%%

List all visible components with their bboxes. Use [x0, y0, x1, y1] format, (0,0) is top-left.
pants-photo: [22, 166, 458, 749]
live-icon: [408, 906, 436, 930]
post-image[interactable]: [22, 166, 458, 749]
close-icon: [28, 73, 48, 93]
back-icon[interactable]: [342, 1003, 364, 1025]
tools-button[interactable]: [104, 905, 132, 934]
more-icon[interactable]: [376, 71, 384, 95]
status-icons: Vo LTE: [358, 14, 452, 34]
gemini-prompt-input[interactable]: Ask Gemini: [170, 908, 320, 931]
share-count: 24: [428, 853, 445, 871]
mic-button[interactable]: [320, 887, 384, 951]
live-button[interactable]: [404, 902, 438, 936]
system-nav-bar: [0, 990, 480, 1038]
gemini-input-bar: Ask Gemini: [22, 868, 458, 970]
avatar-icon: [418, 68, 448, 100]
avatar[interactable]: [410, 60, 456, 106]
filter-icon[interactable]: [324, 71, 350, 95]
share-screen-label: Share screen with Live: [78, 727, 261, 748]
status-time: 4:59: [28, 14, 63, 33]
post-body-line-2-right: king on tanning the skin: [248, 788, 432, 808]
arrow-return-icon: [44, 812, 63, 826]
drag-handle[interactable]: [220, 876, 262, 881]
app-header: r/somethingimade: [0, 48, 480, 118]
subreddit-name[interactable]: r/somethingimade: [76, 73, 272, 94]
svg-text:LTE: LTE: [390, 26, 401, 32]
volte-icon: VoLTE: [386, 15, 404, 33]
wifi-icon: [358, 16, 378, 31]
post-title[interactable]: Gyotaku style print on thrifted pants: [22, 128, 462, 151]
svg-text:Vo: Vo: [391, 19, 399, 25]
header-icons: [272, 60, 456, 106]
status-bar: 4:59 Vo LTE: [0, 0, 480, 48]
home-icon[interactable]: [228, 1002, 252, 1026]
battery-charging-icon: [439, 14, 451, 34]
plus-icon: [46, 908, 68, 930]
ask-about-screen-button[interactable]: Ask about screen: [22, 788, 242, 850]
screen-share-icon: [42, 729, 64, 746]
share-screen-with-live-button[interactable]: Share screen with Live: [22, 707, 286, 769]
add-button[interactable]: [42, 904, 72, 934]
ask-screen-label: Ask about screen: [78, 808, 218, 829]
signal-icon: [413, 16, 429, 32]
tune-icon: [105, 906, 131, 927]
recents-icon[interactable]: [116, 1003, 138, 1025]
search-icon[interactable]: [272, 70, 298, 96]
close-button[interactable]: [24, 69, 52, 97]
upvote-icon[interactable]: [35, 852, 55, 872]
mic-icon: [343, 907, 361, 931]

%%

**WHAT THIS TASK INVOLVES**
Rewrite the entries above, swapping every occurrence of "interactable" for "clickable" and leaving everything else untouched.

**SOLUTION**
List all visible components with their bboxes. Use [x0, y0, x1, y1] format, (0,0) is top-left.
pants-photo: [22, 166, 458, 749]
live-icon: [408, 906, 436, 930]
post-image[clickable]: [22, 166, 458, 749]
close-icon: [28, 73, 48, 93]
back-icon[clickable]: [342, 1003, 364, 1025]
tools-button[clickable]: [104, 905, 132, 934]
more-icon[clickable]: [376, 71, 384, 95]
status-icons: Vo LTE: [358, 14, 452, 34]
gemini-prompt-input[clickable]: Ask Gemini: [170, 908, 320, 931]
share-count: 24: [428, 853, 445, 871]
mic-button[clickable]: [320, 887, 384, 951]
live-button[clickable]: [404, 902, 438, 936]
system-nav-bar: [0, 990, 480, 1038]
gemini-input-bar: Ask Gemini: [22, 868, 458, 970]
avatar-icon: [418, 68, 448, 100]
avatar[clickable]: [410, 60, 456, 106]
filter-icon[clickable]: [324, 71, 350, 95]
share-screen-label: Share screen with Live: [78, 727, 261, 748]
status-time: 4:59: [28, 14, 63, 33]
post-body-line-2-right: king on tanning the skin: [248, 788, 432, 808]
arrow-return-icon: [44, 812, 63, 826]
drag-handle[clickable]: [220, 876, 262, 881]
app-header: r/somethingimade: [0, 48, 480, 118]
subreddit-name[clickable]: r/somethingimade: [76, 73, 272, 94]
svg-text:LTE: LTE: [390, 26, 401, 32]
volte-icon: VoLTE: [386, 15, 404, 33]
wifi-icon: [358, 16, 378, 31]
post-title[clickable]: Gyotaku style print on thrifted pants: [22, 128, 462, 151]
svg-text:Vo: Vo: [391, 19, 399, 25]
header-icons: [272, 60, 456, 106]
status-bar: 4:59 Vo LTE: [0, 0, 480, 48]
home-icon[clickable]: [228, 1002, 252, 1026]
battery-charging-icon: [439, 14, 451, 34]
plus-icon: [46, 908, 68, 930]
ask-about-screen-button[clickable]: Ask about screen: [22, 788, 242, 850]
screen-share-icon: [42, 729, 64, 746]
share-screen-with-live-button[clickable]: Share screen with Live: [22, 707, 286, 769]
add-button[clickable]: [42, 904, 72, 934]
ask-screen-label: Ask about screen: [78, 808, 218, 829]
signal-icon: [413, 16, 429, 32]
tune-icon: [105, 906, 131, 927]
recents-icon[clickable]: [116, 1003, 138, 1025]
search-icon[clickable]: [272, 70, 298, 96]
close-button[clickable]: [24, 69, 52, 97]
upvote-icon[clickable]: [35, 852, 55, 872]
mic-icon: [343, 907, 361, 931]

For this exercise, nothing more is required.